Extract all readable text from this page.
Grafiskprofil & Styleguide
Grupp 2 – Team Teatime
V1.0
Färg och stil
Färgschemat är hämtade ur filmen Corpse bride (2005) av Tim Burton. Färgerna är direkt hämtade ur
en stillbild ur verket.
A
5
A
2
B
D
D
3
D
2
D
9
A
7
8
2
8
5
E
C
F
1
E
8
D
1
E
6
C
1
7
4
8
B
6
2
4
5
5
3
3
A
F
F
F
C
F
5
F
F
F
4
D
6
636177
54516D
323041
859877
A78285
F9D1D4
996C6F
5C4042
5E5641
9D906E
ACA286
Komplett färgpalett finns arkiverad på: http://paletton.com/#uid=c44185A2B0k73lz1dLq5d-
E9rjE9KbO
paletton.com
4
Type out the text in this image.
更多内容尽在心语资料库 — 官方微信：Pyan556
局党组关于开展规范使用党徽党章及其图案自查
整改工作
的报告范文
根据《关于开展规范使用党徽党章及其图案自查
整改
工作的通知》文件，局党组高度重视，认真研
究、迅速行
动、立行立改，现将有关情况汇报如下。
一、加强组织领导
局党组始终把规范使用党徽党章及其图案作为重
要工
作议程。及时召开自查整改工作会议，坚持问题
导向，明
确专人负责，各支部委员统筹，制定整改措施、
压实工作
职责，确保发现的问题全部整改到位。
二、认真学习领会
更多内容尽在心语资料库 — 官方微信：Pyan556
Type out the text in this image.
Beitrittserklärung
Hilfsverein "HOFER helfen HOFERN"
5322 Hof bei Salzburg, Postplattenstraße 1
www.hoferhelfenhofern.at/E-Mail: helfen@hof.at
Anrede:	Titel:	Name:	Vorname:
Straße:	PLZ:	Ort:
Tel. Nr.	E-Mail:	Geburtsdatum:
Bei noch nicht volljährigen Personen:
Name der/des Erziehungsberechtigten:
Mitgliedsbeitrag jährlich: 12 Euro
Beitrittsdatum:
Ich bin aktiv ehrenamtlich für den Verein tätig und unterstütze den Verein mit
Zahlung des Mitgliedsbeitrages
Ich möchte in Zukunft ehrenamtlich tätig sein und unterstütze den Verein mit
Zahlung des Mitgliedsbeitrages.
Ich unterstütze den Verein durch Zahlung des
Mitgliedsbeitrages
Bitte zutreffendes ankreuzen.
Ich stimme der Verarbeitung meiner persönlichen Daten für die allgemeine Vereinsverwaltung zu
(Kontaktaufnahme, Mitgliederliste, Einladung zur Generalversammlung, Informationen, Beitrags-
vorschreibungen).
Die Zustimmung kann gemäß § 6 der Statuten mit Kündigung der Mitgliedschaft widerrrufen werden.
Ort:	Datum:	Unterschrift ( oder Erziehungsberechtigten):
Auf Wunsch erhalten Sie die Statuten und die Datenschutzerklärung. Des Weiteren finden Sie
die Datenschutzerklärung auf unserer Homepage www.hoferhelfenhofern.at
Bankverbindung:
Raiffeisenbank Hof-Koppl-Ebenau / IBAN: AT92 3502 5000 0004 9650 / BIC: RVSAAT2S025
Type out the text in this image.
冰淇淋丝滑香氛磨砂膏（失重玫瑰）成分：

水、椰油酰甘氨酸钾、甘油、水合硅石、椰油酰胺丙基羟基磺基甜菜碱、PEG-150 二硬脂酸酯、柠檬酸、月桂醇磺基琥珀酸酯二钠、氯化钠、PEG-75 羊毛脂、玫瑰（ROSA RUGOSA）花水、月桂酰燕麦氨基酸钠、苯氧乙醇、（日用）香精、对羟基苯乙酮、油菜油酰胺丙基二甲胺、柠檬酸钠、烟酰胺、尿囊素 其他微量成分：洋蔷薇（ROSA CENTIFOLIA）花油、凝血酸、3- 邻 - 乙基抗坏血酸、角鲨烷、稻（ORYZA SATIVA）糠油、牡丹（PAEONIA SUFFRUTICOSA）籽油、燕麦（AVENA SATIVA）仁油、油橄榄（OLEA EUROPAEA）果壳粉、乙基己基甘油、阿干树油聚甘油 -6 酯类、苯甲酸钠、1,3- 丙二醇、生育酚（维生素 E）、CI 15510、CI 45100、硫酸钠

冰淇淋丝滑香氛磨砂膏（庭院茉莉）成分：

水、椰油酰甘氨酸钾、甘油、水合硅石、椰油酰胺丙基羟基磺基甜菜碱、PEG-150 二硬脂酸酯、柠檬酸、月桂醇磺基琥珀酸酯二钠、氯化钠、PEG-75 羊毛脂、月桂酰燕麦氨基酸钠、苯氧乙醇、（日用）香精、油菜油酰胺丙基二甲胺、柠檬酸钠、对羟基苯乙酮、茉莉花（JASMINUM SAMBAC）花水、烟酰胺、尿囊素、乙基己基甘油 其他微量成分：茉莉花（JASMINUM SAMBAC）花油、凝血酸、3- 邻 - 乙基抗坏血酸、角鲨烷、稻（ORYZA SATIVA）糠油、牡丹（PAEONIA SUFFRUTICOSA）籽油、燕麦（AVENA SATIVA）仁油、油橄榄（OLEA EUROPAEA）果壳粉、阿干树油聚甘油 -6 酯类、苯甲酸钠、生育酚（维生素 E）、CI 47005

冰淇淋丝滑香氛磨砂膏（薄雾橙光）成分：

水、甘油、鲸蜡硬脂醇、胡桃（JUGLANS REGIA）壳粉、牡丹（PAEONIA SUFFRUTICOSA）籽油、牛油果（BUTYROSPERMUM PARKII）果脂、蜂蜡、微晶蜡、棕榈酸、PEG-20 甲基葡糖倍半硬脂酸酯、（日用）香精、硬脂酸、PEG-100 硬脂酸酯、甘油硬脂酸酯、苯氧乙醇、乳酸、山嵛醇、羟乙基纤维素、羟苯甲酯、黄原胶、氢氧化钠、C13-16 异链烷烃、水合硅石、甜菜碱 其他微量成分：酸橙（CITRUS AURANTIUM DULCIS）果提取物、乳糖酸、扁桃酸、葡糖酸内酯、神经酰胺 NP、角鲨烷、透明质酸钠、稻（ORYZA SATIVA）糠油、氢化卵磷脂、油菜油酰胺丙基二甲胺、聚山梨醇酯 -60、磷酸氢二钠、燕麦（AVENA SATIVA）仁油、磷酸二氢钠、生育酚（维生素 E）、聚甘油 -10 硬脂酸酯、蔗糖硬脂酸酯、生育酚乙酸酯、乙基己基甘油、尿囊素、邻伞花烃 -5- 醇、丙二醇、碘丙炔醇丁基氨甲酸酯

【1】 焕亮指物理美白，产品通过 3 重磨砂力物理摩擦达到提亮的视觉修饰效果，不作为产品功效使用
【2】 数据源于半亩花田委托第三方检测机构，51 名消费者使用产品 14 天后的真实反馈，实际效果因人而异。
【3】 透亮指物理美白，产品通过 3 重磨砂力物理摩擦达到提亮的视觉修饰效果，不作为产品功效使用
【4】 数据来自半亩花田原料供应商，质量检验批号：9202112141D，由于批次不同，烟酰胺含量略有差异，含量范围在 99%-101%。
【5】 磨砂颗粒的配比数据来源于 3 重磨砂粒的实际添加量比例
=====
From the preceding material, extract every line exactly.

Extract all readable text from this page.
Grafiskprofil & Styleguide
Grupp 2 – Team Teatime
V1.0
Färg och stil
Färgschemat är hämtade ur filmen Corpse bride (2005) av Tim Burton. Färgerna är direkt hämtade ur
en stillbild ur verket.
A
5
A
2
B
D
D
3
D
2
D
9
A
7
8
2
8
5
E
C
F
1
E
8
D
1
E
6
C
1
7
4
8
B
6
2
4
5
5
3
3
A
F
F
F
C
F
5
F
F
F
4
D
6
636177
54516D
323041
859877
A78285
F9D1D4
996C6F
5C4042
5E5641
9D906E
ACA286
Komplett färgpalett finns arkiverad på: http://paletton.com/#uid=c44185A2B0k73lz1dLq5d-
E9rjE9KbO
paletton.com
4
Type out the text in this image.
更多内容尽在心语资料库 — 官方微信：Pyan556
局党组关于开展规范使用党徽党章及其图案自查
整改工作
的报告范文
根据《关于开展规范使用党徽党章及其图案自查
整改
工作的通知》文件，局党组高度重视，认真研
究、迅速行
动、立行立改，现将有关情况汇报如下。
一、加强组织领导
局党组始终把规范使用党徽党章及其图案作为重
要工
作议程。及时召开自查整改工作会议，坚持问题
导向，明
确专人负责，各支部委员统筹，制定整改措施、
压实工作
职责，确保发现的问题全部整改到位。
二、认真学习领会
更多内容尽在心语资料库 — 官方微信：Pyan556
Type out the text in this image.
Beitrittserklärung
Hilfsverein "HOFER helfen HOFERN"
5322 Hof bei Salzburg, Postplattenstraße 1
www.hoferhelfenhofern.at/E-Mail: helfen@hof.at
Anrede:	Titel:	Name:	Vorname:
Straße:	PLZ:	Ort:
Tel. Nr.	E-Mail:	Geburtsdatum:
Bei noch nicht volljährigen Personen:
Name der/des Erziehungsberechtigten:
Mitgliedsbeitrag jährlich: 12 Euro
Beitrittsdatum:
Ich bin aktiv ehrenamtlich für den Verein tätig und unterstütze den Verein mit
Zahlung des Mitgliedsbeitrages
Ich möchte in Zukunft ehrenamtlich tätig sein und unterstütze den Verein mit
Zahlung des Mitgliedsbeitrages.
Ich unterstütze den Verein durch Zahlung des
Mitgliedsbeitrages
Bitte zutreffendes ankreuzen.
Ich stimme der Verarbeitung meiner persönlichen Daten für die allgemeine Vereinsverwaltung zu
(Kontaktaufnahme, Mitgliederliste, Einladung zur Generalversammlung, Informationen, Beitrags-
vorschreibungen).
Die Zustimmung kann gemäß § 6 der Statuten mit Kündigung der Mitgliedschaft widerrrufen werden.
Ort:	Datum:	Unterschrift ( oder Erziehungsberechtigten):
Auf Wunsch erhalten Sie die Statuten und die Datenschutzerklärung. Des Weiteren finden Sie
die Datenschutzerklärung auf unserer Homepage www.hoferhelfenhofern.at
Bankverbindung:
Raiffeisenbank Hof-Koppl-Ebenau / IBAN: AT92 3502 5000 0004 9650 / BIC: RVSAAT2S025
Type out the text in this image.
冰淇淋丝滑香氛磨砂膏（失重玫瑰）成分：

水、椰油酰甘氨酸钾、甘油、水合硅石、椰油酰胺丙基羟基磺基甜菜碱、PEG-150 二硬脂酸酯、柠檬酸、月桂醇磺基琥珀酸酯二钠、氯化钠、PEG-75 羊毛脂、玫瑰（ROSA RUGOSA）花水、月桂酰燕麦氨基酸钠、苯氧乙醇、（日用）香精、对羟基苯乙酮、油菜油酰胺丙基二甲胺、柠檬酸钠、烟酰胺、尿囊素 其他微量成分：洋蔷薇（ROSA CENTIFOLIA）花油、凝血酸、3- 邻 - 乙基抗坏血酸、角鲨烷、稻（ORYZA SATIVA）糠油、牡丹（PAEONIA SUFFRUTICOSA）籽油、燕麦（AVENA SATIVA）仁油、油橄榄（OLEA EUROPAEA）果壳粉、乙基己基甘油、阿干树油聚甘油 -6 酯类、苯甲酸钠、1,3- 丙二醇、生育酚（维生素 E）、CI 15510、CI 45100、硫酸钠

冰淇淋丝滑香氛磨砂膏（庭院茉莉）成分：

水、椰油酰甘氨酸钾、甘油、水合硅石、椰油酰胺丙基羟基磺基甜菜碱、PEG-150 二硬脂酸酯、柠檬酸、月桂醇磺基琥珀酸酯二钠、氯化钠、PEG-75 羊毛脂、月桂酰燕麦氨基酸钠、苯氧乙醇、（日用）香精、油菜油酰胺丙基二甲胺、柠檬酸钠、对羟基苯乙酮、茉莉花（JASMINUM SAMBAC）花水、烟酰胺、尿囊素、乙基己基甘油 其他微量成分：茉莉花（JASMINUM SAMBAC）花油、凝血酸、3- 邻 - 乙基抗坏血酸、角鲨烷、稻（ORYZA SATIVA）糠油、牡丹（PAEONIA SUFFRUTICOSA）籽油、燕麦（AVENA SATIVA）仁油、油橄榄（OLEA EUROPAEA）果壳粉、阿干树油聚甘油 -6 酯类、苯甲酸钠、生育酚（维生素 E）、CI 47005

冰淇淋丝滑香氛磨砂膏（薄雾橙光）成分：

水、甘油、鲸蜡硬脂醇、胡桃（JUGLANS REGIA）壳粉、牡丹（PAEONIA SUFFRUTICOSA）籽油、牛油果（BUTYROSPERMUM PARKII）果脂、蜂蜡、微晶蜡、棕榈酸、PEG-20 甲基葡糖倍半硬脂酸酯、（日用）香精、硬脂酸、PEG-100 硬脂酸酯、甘油硬脂酸酯、苯氧乙醇、乳酸、山嵛醇、羟乙基纤维素、羟苯甲酯、黄原胶、氢氧化钠、C13-16 异链烷烃、水合硅石、甜菜碱 其他微量成分：酸橙（CITRUS AURANTIUM DULCIS）果提取物、乳糖酸、扁桃酸、葡糖酸内酯、神经酰胺 NP、角鲨烷、透明质酸钠、稻（ORYZA SATIVA）糠油、氢化卵磷脂、油菜油酰胺丙基二甲胺、聚山梨醇酯 -60、磷酸氢二钠、燕麦（AVENA SATIVA）仁油、磷酸二氢钠、生育酚（维生素 E）、聚甘油 -10 硬脂酸酯、蔗糖硬脂酸酯、生育酚乙酸酯、乙基己基甘油、尿囊素、邻伞花烃 -5- 醇、丙二醇、碘丙炔醇丁基氨甲酸酯

【1】 焕亮指物理美白，产品通过 3 重磨砂力物理摩擦达到提亮的视觉修饰效果，不作为产品功效使用
【2】 数据源于半亩花田委托第三方检测机构，51 名消费者使用产品 14 天后的真实反馈，实际效果因人而异。
【3】 透亮指物理美白，产品通过 3 重磨砂力物理摩擦达到提亮的视觉修饰效果，不作为产品功效使用
【4】 数据来自半亩花田原料供应商，质量检验批号：9202112141D，由于批次不同，烟酰胺含量略有差异，含量范围在 99%-101%。
【5】 磨砂颗粒的配比数据来源于 3 重磨砂粒的实际添加量比例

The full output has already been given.